◆ **Exercise task 1**: Retype the entries from their first line through the line that contains "- price-y-ticks: 400", keeping every character unchanged.

* * * * * * *

DocketNumber: Appeal, No. 88
Judges: Brown, Dean, Fell, Mitchell, Potter, Thompson
Filed Date: 12/31/1904
Status: Precedential
Modified Date: 10/19/2024
Opinion by
The failure of appellants to supply proper appliances with which to do the work and to give proper instructions to appellee, alleged to be inexperienced as to the use of machinery, were the grounds of negligence upon which appellee based his right to recover. The accident occurred in appellants’ gristmill and in its second story, in which were located a buckwheat shucker and a cornmeal bolt, run by a power shaft. The former placed above the latter, was run by a pulley attached to the end of its shaft by a belt extending from that pulley, to another, on the power shaft. These belts started side by side from the power shaft, but diverging', the buckwheat shucker belt ran horizontal while the cornmeal bolt belt ran somewhat beneath the shucker belt. In throwing off this latter belt the accident resulting in the injury to appellee occurred. In describing how it occurred, he testified that he got upon a step ladder, taking a stick about three feet in length and with it threw the
On the part of the appellee the proofs were that the appliances used ordinarily in such mills were shifters and guarded belts, and on the part of appellants that those used in this mill were such as were customary and ordinarily used. The question, therefore, was one of fact and for the jury to determine. The learned trial judge said:
“ So you have one set of witnesses who testify that in the ordinary mills of this character, the method of removing the belts from the pulleys is by the use of a stick. If this is correct, then the plaintiff is not entitled to recover. If you find the contrary to be true, and that in ordinary mills, the general usage is to have a shifter to throw the belt off the pulley, and to have guards between moving belts, then the plaintiff is entitled to recover, because it was the duty of the defendant to furnish the plaintiff with the ordinary safe appliances.”
These instructions are fully sustained by Ross v. Walker, 139 Pa. 42, and Ricks v. Flynn, 196 Pa. 263. The learned trial judge was not guilty of error in so submitting this question of fact to the jury nor was he so in that part of his charge which related to the instructions required by law to be given to appellee as he was inexperienced and needed instructions.

* * * * * * *

◆ **Exercise task 2**: Name each judge listed in the court opinion above.

* * * * * * *

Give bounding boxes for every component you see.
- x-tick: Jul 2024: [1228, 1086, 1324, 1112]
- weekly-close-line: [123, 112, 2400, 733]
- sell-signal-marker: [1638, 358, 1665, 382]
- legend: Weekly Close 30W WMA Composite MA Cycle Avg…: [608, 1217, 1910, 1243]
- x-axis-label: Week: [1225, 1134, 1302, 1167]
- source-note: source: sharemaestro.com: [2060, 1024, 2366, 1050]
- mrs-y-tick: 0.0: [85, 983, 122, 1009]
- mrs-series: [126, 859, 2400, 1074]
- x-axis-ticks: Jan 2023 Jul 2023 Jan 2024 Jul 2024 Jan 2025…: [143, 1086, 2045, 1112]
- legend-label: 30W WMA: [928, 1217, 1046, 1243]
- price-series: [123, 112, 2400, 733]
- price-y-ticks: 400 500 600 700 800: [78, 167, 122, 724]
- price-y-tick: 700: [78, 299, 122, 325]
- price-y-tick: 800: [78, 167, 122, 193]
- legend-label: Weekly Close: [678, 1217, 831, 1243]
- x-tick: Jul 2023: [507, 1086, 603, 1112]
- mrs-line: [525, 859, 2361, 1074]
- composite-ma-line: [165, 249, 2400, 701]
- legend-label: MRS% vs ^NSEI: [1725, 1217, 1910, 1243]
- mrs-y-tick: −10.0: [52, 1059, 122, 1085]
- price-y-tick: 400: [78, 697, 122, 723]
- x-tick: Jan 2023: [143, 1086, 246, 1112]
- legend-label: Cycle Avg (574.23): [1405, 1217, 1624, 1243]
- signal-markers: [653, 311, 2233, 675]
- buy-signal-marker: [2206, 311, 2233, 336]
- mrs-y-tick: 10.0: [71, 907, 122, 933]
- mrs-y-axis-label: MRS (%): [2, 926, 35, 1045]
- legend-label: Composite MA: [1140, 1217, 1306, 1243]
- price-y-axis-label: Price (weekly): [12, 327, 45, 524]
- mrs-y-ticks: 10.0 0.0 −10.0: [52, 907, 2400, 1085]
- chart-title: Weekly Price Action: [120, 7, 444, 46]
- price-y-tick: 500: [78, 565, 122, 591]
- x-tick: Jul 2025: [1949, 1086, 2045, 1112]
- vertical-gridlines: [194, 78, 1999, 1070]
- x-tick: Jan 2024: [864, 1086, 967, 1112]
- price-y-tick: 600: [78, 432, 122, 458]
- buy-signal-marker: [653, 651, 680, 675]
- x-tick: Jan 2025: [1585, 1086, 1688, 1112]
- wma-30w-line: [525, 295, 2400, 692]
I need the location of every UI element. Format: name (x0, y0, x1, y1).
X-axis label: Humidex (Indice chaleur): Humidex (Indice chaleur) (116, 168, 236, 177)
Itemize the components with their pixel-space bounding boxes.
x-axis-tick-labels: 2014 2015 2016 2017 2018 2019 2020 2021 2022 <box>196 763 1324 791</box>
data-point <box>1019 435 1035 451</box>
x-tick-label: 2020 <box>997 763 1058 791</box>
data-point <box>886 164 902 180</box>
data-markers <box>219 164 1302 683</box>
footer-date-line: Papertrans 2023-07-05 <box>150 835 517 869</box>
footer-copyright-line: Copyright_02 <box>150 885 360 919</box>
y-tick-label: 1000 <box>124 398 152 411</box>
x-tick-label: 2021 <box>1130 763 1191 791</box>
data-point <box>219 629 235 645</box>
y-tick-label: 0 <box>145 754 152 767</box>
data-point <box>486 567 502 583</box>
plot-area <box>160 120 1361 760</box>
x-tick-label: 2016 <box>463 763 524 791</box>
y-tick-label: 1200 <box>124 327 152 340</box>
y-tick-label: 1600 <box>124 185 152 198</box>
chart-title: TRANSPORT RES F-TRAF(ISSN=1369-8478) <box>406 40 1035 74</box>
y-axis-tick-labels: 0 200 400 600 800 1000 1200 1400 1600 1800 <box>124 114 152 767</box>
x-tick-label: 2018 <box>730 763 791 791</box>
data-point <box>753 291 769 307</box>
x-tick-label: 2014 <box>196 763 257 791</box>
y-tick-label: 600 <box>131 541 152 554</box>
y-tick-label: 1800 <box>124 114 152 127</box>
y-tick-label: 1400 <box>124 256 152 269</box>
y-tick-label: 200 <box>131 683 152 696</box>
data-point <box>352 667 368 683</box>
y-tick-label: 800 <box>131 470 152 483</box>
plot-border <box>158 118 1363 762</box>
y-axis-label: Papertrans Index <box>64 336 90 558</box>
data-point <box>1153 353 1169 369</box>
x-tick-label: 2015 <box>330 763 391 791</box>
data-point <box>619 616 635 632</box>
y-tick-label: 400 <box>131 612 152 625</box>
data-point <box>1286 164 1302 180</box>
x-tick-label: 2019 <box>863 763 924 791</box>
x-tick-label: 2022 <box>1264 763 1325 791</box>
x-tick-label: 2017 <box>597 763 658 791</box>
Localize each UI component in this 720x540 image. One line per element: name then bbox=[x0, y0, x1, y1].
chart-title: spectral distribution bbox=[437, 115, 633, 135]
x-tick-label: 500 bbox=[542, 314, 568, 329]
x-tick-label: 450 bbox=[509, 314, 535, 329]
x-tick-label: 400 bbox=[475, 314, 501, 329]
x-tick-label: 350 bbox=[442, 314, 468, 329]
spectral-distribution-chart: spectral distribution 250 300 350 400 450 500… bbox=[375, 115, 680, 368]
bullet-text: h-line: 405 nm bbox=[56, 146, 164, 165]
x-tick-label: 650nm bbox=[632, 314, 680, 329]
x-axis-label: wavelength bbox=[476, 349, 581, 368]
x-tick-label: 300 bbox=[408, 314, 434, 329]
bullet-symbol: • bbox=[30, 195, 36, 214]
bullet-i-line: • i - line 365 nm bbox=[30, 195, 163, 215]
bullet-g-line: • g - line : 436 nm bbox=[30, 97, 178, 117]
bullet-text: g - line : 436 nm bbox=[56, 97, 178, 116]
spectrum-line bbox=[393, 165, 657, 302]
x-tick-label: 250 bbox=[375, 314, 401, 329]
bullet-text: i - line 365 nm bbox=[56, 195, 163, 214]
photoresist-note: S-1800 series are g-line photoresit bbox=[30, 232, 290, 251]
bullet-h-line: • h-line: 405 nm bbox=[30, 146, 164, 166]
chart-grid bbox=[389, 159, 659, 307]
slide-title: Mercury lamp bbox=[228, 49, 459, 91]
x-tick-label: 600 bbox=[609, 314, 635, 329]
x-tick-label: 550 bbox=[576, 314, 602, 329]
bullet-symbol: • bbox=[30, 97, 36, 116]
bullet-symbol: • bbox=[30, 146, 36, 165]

* * * * * * *

◆ **Complete answer 1**:
Give bounding boxes for every component you see.
- x-tick: Jul 2024: [1228, 1086, 1324, 1112]
- weekly-close-line: [123, 112, 2400, 733]
- sell-signal-marker: [1638, 358, 1665, 382]
- legend: Weekly Close 30W WMA Composite MA Cycle Avg…: [608, 1217, 1910, 1243]
- x-axis-label: Week: [1225, 1134, 1302, 1167]
- source-note: source: sharemaestro.com: [2060, 1024, 2366, 1050]
- mrs-y-tick: 0.0: [85, 983, 122, 1009]
- mrs-series: [126, 859, 2400, 1074]
- x-axis-ticks: Jan 2023 Jul 2023 Jan 2024 Jul 2024 Jan 2025…: [143, 1086, 2045, 1112]
- legend-label: 30W WMA: [928, 1217, 1046, 1243]
- price-series: [123, 112, 2400, 733]
- price-y-ticks: 400 500 600 700 800: [78, 167, 122, 724]

◆ **Complete answer 2**: Brown, Dean, Fell, Mitchell, Potter, Thompson